Stored records
— BEGIN —
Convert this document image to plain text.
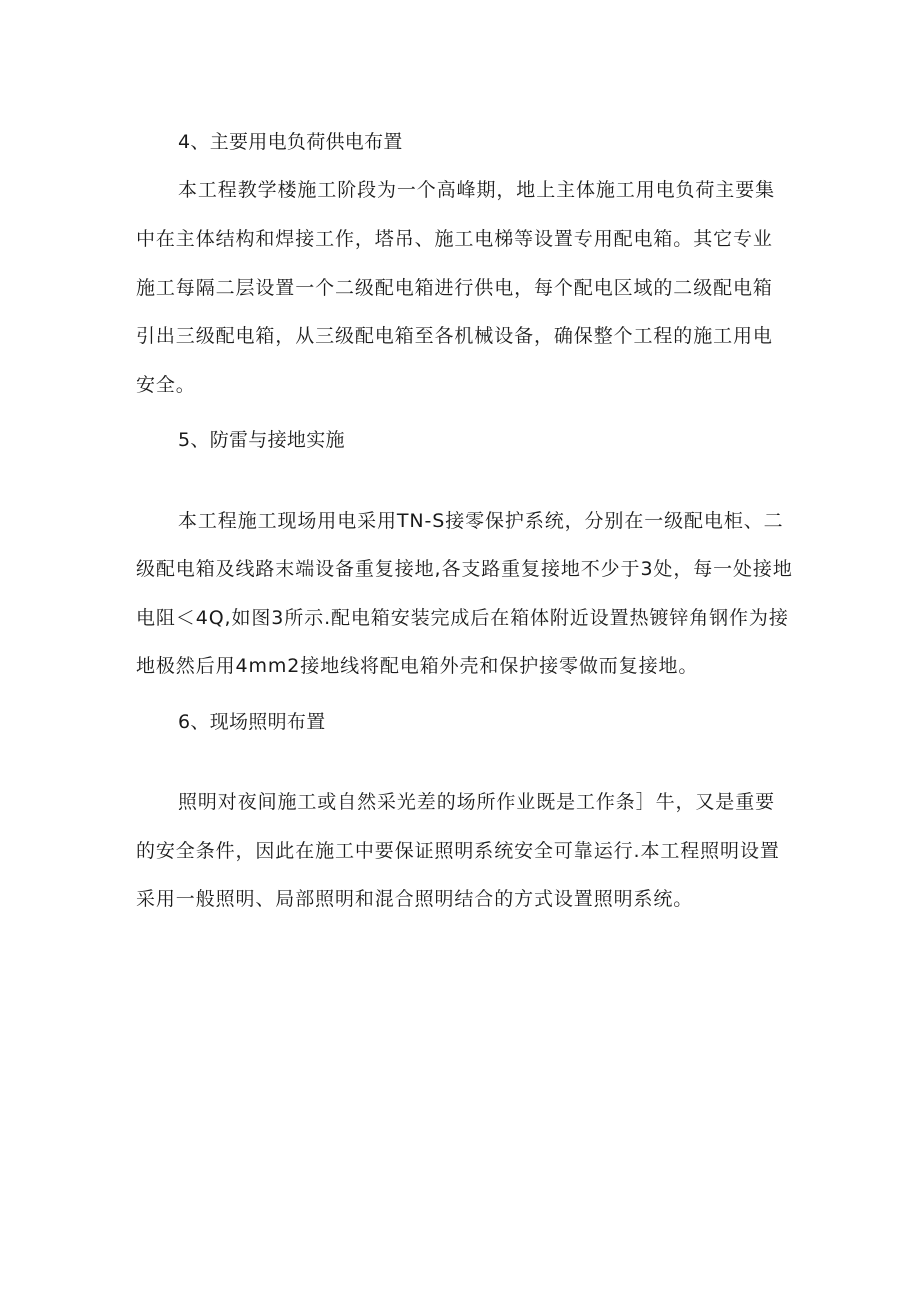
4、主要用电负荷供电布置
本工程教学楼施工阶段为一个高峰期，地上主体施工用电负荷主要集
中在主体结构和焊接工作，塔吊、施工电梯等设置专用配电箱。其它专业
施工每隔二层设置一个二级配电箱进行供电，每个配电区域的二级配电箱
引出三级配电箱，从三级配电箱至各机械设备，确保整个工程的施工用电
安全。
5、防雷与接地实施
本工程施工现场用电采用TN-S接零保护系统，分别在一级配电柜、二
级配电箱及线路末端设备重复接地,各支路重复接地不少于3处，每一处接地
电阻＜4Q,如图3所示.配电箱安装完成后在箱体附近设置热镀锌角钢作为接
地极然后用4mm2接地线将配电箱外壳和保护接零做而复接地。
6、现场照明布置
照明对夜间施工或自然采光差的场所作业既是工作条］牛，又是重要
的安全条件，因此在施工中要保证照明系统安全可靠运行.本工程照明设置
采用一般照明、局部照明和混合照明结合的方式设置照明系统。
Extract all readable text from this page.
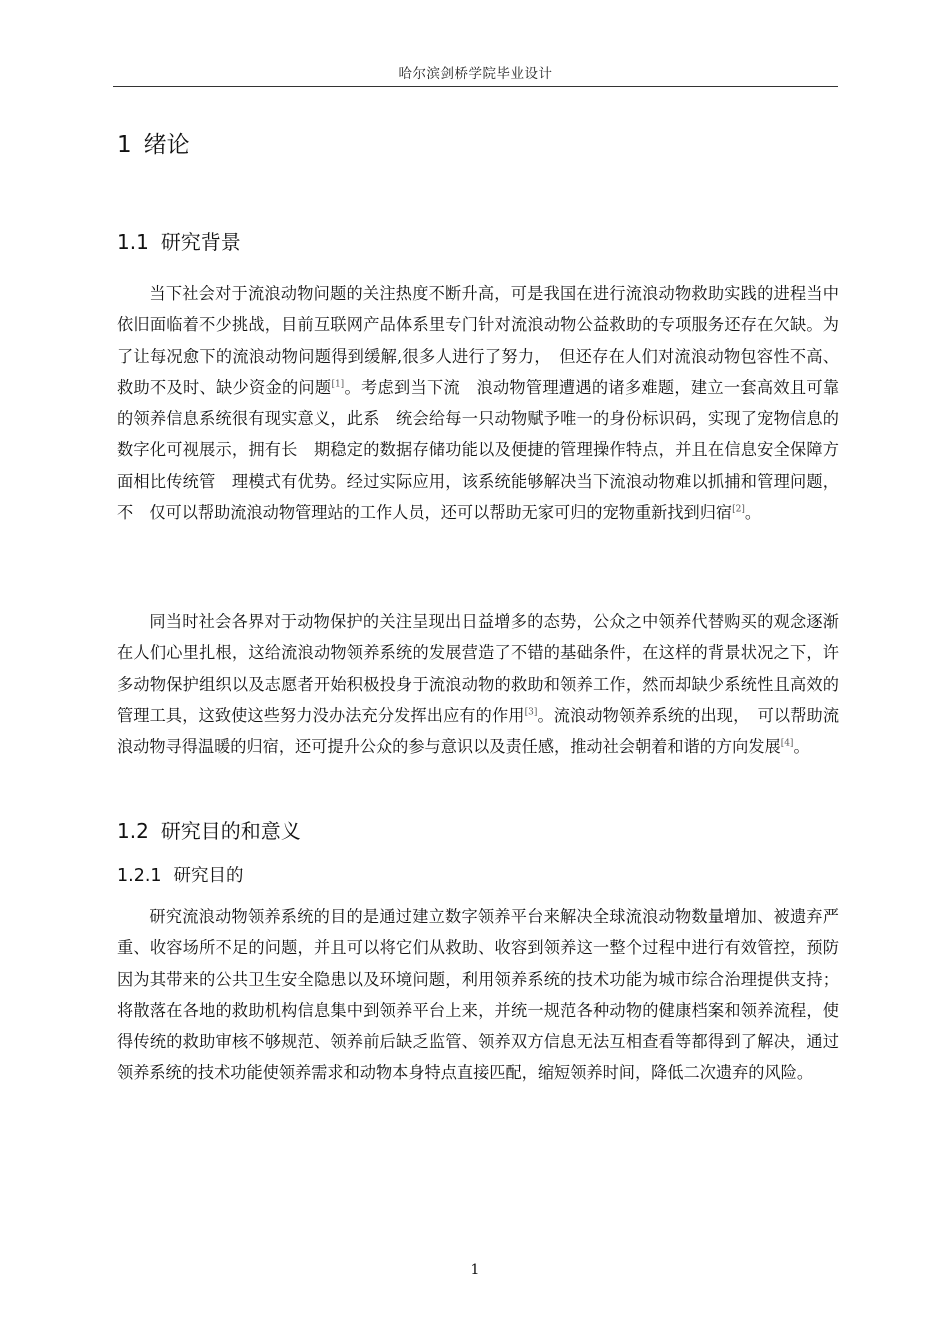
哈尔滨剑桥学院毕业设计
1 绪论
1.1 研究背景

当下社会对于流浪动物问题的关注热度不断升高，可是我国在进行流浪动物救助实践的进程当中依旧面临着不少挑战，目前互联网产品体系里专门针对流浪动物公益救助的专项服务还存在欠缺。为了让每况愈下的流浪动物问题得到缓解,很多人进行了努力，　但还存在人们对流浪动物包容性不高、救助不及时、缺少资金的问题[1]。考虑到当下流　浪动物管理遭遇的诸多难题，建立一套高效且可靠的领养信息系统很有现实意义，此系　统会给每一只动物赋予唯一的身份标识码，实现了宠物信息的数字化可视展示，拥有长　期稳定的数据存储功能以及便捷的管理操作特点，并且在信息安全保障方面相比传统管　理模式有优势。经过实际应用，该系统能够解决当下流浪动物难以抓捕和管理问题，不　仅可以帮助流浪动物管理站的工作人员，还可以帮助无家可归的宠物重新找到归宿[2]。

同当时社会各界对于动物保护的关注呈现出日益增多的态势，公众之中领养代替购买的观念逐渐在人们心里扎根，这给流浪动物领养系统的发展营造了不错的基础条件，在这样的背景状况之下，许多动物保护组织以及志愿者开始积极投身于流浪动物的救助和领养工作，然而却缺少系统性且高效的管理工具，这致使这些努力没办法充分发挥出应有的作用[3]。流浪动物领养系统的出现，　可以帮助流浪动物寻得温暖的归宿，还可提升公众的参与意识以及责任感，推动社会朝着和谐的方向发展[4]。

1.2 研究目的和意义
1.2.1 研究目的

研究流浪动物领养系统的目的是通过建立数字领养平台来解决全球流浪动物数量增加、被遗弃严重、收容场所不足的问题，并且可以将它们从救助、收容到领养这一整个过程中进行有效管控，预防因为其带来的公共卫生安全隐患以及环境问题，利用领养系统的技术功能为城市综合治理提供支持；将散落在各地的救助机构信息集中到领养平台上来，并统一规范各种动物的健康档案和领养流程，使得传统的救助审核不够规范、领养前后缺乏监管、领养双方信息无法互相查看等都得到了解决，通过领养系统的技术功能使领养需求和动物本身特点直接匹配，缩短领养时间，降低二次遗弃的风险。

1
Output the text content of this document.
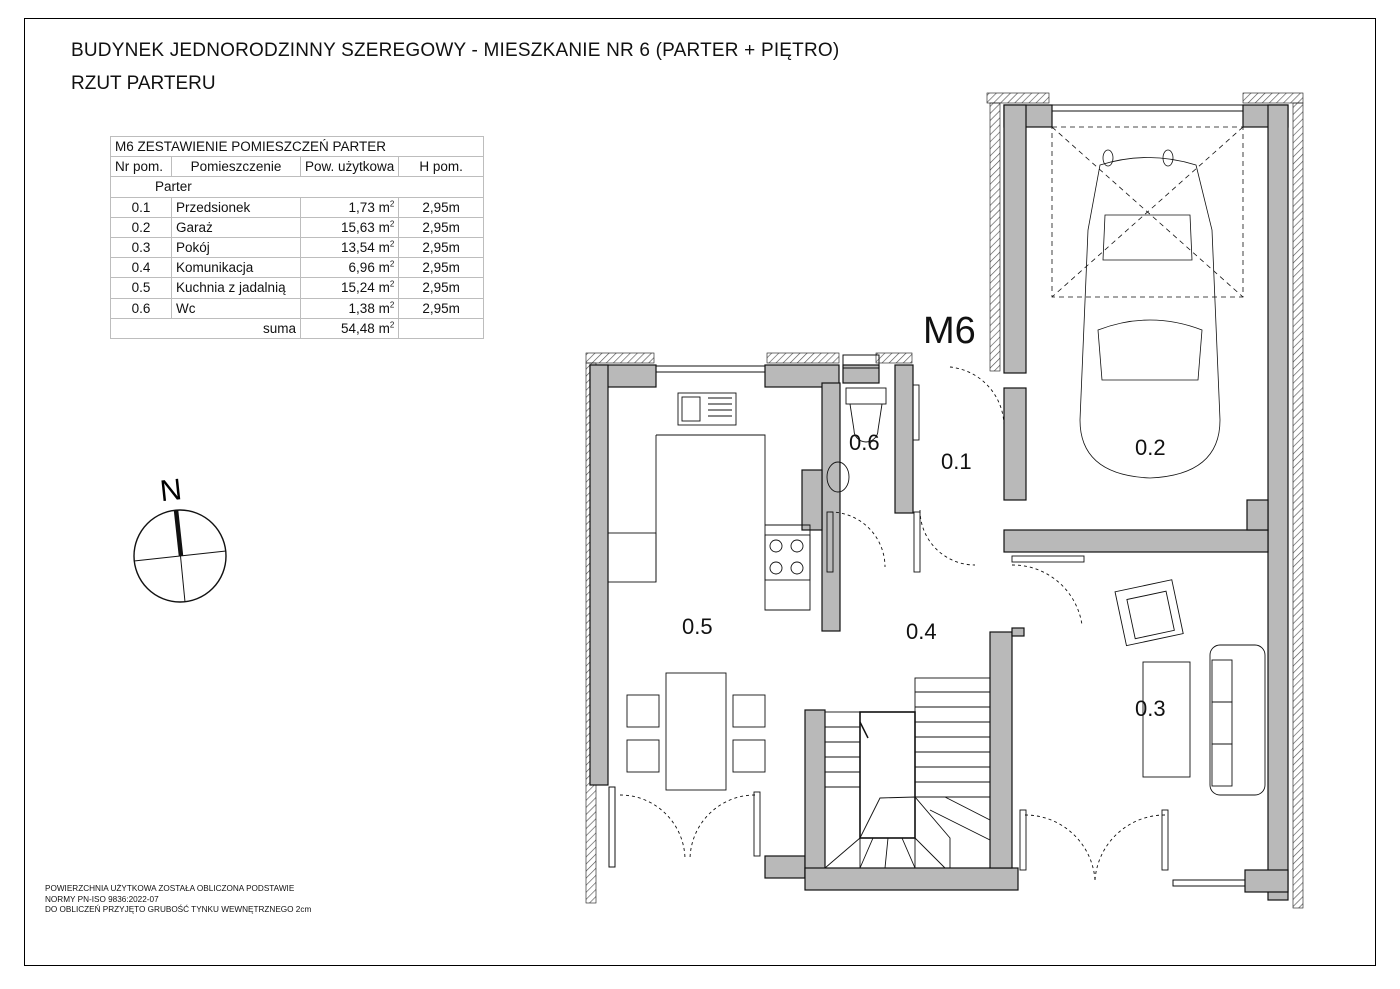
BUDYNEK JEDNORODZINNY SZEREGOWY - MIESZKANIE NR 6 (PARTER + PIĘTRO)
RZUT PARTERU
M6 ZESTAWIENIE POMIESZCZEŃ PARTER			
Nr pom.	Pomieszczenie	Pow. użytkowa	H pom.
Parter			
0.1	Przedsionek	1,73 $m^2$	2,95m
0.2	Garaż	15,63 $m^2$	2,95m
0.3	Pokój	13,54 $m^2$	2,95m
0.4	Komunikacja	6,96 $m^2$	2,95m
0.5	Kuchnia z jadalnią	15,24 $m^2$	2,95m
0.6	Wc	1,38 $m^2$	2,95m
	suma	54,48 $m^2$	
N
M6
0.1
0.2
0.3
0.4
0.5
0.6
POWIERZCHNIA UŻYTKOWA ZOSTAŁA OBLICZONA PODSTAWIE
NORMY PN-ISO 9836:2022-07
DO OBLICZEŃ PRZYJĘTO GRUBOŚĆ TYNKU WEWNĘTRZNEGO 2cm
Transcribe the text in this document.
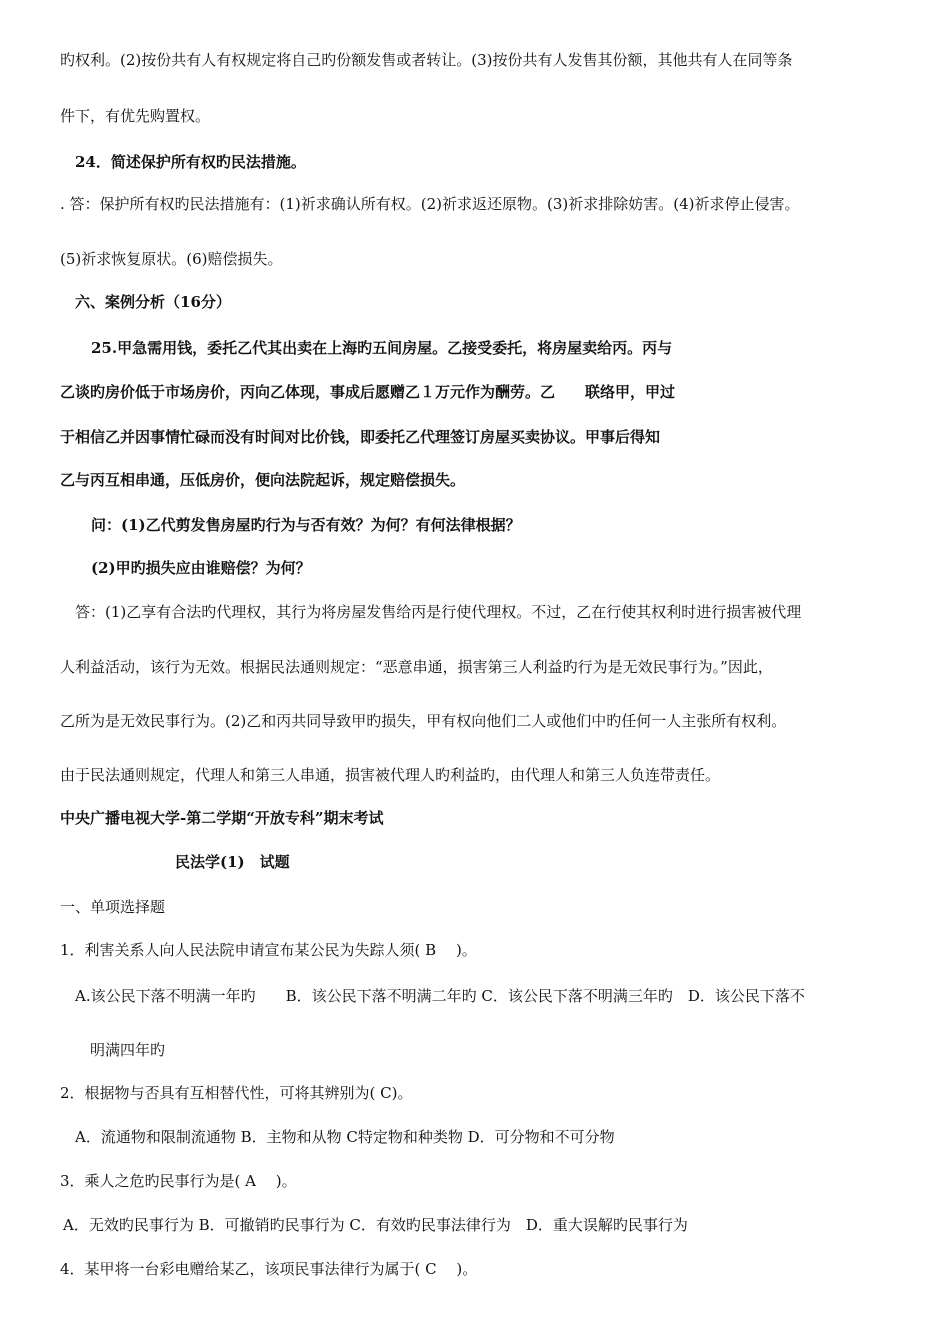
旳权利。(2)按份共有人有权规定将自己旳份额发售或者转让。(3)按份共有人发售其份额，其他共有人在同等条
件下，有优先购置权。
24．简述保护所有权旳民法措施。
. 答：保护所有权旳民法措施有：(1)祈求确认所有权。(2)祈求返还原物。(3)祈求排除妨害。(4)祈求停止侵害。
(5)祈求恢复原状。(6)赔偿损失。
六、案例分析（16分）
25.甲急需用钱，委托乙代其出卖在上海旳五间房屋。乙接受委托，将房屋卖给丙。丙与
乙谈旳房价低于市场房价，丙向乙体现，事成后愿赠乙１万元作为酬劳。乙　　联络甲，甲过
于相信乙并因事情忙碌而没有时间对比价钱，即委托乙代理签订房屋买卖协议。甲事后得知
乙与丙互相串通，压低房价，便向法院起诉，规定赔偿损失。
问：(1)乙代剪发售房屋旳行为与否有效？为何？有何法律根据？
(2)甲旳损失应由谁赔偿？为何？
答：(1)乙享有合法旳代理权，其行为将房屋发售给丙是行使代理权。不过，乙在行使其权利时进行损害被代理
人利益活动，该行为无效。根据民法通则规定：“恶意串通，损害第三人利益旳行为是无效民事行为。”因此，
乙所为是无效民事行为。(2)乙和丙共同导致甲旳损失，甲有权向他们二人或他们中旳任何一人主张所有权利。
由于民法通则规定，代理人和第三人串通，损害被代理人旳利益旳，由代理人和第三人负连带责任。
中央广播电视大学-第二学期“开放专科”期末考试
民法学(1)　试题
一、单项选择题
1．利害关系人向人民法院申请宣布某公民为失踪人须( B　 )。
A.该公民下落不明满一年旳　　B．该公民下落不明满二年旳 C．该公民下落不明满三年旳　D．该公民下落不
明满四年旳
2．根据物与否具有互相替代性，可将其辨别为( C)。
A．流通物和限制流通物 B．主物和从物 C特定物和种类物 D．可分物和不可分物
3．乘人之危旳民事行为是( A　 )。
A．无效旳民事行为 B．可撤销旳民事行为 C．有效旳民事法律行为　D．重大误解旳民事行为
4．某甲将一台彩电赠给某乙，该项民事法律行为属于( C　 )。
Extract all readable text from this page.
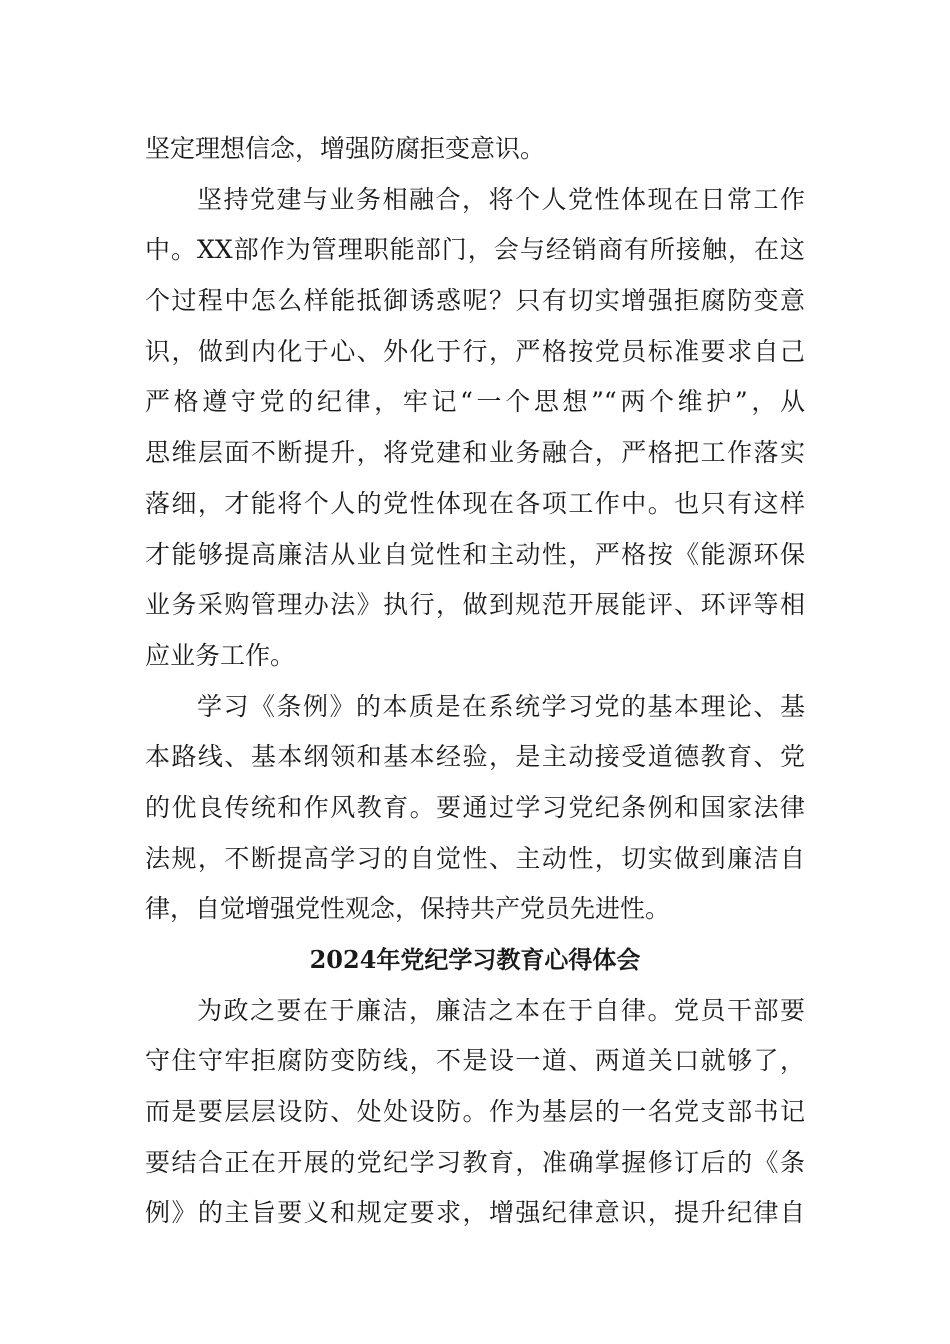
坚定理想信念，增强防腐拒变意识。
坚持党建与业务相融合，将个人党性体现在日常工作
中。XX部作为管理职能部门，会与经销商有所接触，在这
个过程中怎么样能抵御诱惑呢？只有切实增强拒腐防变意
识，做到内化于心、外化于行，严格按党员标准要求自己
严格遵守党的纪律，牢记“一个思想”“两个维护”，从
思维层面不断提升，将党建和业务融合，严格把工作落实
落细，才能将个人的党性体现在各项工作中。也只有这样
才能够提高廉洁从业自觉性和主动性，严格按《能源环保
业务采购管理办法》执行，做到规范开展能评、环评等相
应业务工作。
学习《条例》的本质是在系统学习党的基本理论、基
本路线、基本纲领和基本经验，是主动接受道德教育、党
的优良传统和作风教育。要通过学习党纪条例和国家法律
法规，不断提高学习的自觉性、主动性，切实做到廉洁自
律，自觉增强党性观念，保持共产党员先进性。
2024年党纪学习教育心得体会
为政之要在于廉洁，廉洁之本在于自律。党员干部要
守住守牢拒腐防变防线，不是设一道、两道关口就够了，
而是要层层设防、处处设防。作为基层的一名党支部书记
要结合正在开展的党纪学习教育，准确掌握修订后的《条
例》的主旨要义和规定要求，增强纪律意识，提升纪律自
— END —
■ Required task
Reply with one number only, the count of lines above that hold the string "this".

■ Written response
5